Aim of the task: Extract each line of the data and write it out again exactly.

** begin **

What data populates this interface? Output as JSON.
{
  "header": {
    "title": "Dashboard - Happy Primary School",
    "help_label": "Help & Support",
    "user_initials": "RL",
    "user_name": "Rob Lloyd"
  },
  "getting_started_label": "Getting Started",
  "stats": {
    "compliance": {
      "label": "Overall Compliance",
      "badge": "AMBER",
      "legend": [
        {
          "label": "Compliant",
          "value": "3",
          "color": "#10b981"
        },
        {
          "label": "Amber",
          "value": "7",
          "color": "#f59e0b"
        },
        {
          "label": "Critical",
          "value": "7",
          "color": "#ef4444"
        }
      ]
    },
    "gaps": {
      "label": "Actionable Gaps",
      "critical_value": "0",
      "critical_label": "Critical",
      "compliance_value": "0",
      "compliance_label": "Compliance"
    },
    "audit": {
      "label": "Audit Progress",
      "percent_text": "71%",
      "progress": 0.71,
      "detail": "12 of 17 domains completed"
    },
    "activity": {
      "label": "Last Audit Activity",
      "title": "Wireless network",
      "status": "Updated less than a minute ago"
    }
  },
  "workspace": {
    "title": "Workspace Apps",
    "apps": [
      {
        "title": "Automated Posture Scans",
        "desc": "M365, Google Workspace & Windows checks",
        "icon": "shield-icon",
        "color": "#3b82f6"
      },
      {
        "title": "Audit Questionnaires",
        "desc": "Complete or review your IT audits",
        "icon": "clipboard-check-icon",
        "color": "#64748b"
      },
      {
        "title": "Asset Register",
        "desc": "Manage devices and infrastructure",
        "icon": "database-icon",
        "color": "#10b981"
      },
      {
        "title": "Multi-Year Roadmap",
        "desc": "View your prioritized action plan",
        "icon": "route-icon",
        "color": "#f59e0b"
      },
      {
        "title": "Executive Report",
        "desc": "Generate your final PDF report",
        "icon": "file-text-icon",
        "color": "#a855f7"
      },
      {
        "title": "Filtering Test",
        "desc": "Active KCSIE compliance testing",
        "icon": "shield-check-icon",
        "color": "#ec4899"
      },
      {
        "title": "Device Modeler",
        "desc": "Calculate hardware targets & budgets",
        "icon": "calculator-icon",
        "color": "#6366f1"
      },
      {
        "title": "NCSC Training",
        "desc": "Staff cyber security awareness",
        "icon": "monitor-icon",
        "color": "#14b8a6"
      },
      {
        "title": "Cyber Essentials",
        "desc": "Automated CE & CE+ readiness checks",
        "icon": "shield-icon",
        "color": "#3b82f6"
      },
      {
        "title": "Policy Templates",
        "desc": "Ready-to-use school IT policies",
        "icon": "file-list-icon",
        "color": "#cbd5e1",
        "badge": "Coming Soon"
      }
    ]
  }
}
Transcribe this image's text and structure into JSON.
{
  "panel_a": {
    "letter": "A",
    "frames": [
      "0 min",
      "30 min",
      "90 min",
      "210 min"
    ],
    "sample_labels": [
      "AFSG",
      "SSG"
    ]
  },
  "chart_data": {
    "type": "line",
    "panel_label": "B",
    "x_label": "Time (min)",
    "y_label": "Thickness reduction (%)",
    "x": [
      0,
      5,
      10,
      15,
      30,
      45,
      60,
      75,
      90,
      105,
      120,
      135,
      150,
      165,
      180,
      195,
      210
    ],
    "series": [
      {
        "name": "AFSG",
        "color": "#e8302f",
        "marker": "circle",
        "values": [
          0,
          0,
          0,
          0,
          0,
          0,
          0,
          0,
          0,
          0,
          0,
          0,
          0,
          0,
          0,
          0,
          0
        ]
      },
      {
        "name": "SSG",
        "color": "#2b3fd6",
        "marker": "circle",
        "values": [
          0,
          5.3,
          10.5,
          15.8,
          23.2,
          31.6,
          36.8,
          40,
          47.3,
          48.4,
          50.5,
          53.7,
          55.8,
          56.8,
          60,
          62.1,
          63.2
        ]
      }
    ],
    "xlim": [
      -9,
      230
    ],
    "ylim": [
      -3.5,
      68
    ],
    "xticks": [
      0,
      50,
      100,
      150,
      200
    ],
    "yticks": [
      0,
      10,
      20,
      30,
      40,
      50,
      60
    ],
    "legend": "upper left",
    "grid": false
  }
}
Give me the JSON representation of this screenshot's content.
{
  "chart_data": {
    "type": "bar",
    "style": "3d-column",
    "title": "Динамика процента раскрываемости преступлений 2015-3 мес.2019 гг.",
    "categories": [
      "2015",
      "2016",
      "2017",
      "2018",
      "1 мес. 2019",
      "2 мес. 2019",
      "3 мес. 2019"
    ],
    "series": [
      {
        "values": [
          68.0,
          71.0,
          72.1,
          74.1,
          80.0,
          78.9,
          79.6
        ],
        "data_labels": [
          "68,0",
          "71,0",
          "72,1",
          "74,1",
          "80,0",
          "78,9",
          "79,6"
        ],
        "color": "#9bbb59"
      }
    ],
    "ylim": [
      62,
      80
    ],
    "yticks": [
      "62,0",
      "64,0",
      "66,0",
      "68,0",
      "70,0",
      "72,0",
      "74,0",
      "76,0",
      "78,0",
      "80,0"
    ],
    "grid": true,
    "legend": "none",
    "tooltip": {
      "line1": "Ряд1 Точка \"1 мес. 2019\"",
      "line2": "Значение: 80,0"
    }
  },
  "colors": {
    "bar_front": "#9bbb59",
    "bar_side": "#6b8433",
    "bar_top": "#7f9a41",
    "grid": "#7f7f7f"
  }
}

** end **

Reply to the task:
What data populates this interface? Output as JSON.
{
  "header": {
    "title": "Dashboard - Happy Primary School",
    "help_label": "Help & Support",
    "user_initials": "RL",
    "user_name": "Rob Lloyd"
  },
  "getting_started_label": "Getting Started",
  "stats": {
    "compliance": {
      "label": "Overall Compliance",
      "badge": "AMBER",
      "legend": [
        {
          "label": "Compliant",
          "value": "3",
          "color": "#10b981"
        },
        {
          "label": "Amber",
          "value": "7",
          "color": "#f59e0b"
        },
        {
          "label": "Critical",
          "value": "7",
          "color": "#ef4444"
        }
      ]
    },
    "gaps": {
      "label": "Actionable Gaps",
      "critical_value": "0",
      "critical_label": "Critical",
      "compliance_value": "0",
      "compliance_label": "Compliance"
    },
    "audit": {
      "label": "Audit Progress",
      "percent_text": "71%",
      "progress": 0.71,
      "detail": "12 of 17 domains completed"
    },
    "activity": {
      "label": "Last Audit Activity",
      "title": "Wireless network",
      "status": "Updated less than a minute ago"
    }
  },
  "workspace": {
    "title": "Workspace Apps",
    "apps": [
      {
        "title": "Automated Posture Scans",
        "desc": "M365, Google Workspace & Windows checks",
        "icon": "shield-icon",
        "color": "#3b82f6"
      },
      {
        "title": "Audit Questionnaires",
        "desc": "Complete or review your IT audits",
        "icon": "clipboard-check-icon",
        "color": "#64748b"
      },
      {
        "title": "Asset Register",
        "desc": "Manage devices and infrastructure",
        "icon": "database-icon",
        "color": "#10b981"
      },
      {
        "title": "Multi-Year Roadmap",
        "desc": "View your prioritized action plan",
        "icon": "route-icon",
        "color": "#f59e0b"
      },
      {
        "title": "Executive Report",
        "desc": "Generate your final PDF report",
        "icon": "file-text-icon",
        "color": "#a855f7"
      },
      {
        "title": "Filtering Test",
        "desc": "Active KCSIE compliance testing",
        "icon": "shield-check-icon",
        "color": "#ec4899"
      },
      {
        "title": "Device Modeler",
        "desc": "Calculate hardware targets & budgets",
        "icon": "calculator-icon",
        "color": "#6366f1"
      },
      {
        "title": "NCSC Training",
        "desc": "Staff cyber security awareness",
        "icon": "monitor-icon",
        "color": "#14b8a6"
      },
      {
        "title": "Cyber Essentials",
        "desc": "Automated CE & CE+ readiness checks",
        "icon": "shield-icon",
        "color": "#3b82f6"
      },
      {
        "title": "Policy Templates",
        "desc": "Ready-to-use school IT policies",
        "icon": "file-list-icon",
        "color": "#cbd5e1",
        "badge": "Coming Soon"
      }
    ]
  }
}
Transcribe this image's text and structure into JSON.
{
  "panel_a": {
    "letter": "A",
    "frames": [
      "0 min",
      "30 min",
      "90 min",
      "210 min"
    ],
    "sample_labels": [
      "AFSG",
      "SSG"
    ]
  },
  "chart_data": {
    "type": "line",
    "panel_label": "B",
    "x_label": "Time (min)",
    "y_label": "Thickness reduction (%)",
    "x": [
      0,
      5,
      10,
      15,
      30,
      45,
      60,
      75,
      90,
      105,
      120,
      135,
      150,
      165,
      180,
      195,
      210
    ],
    "series": [
      {
        "name": "AFSG",
        "color": "#e8302f",
        "marker": "circle",
        "values": [
          0,
          0,
          0,
          0,
          0,
          0,
          0,
          0,
          0,
          0,
          0,
          0,
          0,
          0,
          0,
          0,
          0
        ]
      },
      {
        "name": "SSG",
        "color": "#2b3fd6",
        "marker": "circle",
        "values": [
          0,
          5.3,
          10.5,
          15.8,
          23.2,
          31.6,
          36.8,
          40,
          47.3,
          48.4,
          50.5,
          53.7,
          55.8,
          56.8,
          60,
          62.1,
          63.2
        ]
      }
    ],
    "xlim": [
      -9,
      230
    ],
    "ylim": [
      -3.5,
      68
    ],
    "xticks": [
      0,
      50,
      100,
      150,
      200
    ],
    "yticks": [
      0,
      10,
      20,
      30,
      40,
      50,
      60
    ],
    "legend": "upper left",
    "grid": false
  }
}
Give me the JSON representation of this screenshot's content.
{
  "chart_data": {
    "type": "bar",
    "style": "3d-column",
    "title": "Динамика процента раскрываемости преступлений 2015-3 мес.2019 гг.",
    "categories": [
      "2015",
      "2016",
      "2017",
      "2018",
      "1 мес. 2019",
      "2 мес. 2019",
      "3 мес. 2019"
    ],
    "series": [
      {
        "values": [
          68.0,
          71.0,
          72.1,
          74.1,
          80.0,
          78.9,
          79.6
        ],
        "data_labels": [
          "68,0",
          "71,0",
          "72,1",
          "74,1",
          "80,0",
          "78,9",
          "79,6"
        ],
        "color": "#9bbb59"
      }
    ],
    "ylim": [
      62,
      80
    ],
    "yticks": [
      "62,0",
      "64,0",
      "66,0",
      "68,0",
      "70,0",
      "72,0",
      "74,0",
      "76,0",
      "78,0",
      "80,0"
    ],
    "grid": true,
    "legend": "none",
    "tooltip": {
      "line1": "Ряд1 Точка \"1 мес. 2019\"",
      "line2": "Значение: 80,0"
    }
  },
  "colors": {
    "bar_front": "#9bbb59",
    "bar_side": "#6b8433",
    "bar_top": "#7f9a41",
    "grid": "#7f7f7f"
  }
}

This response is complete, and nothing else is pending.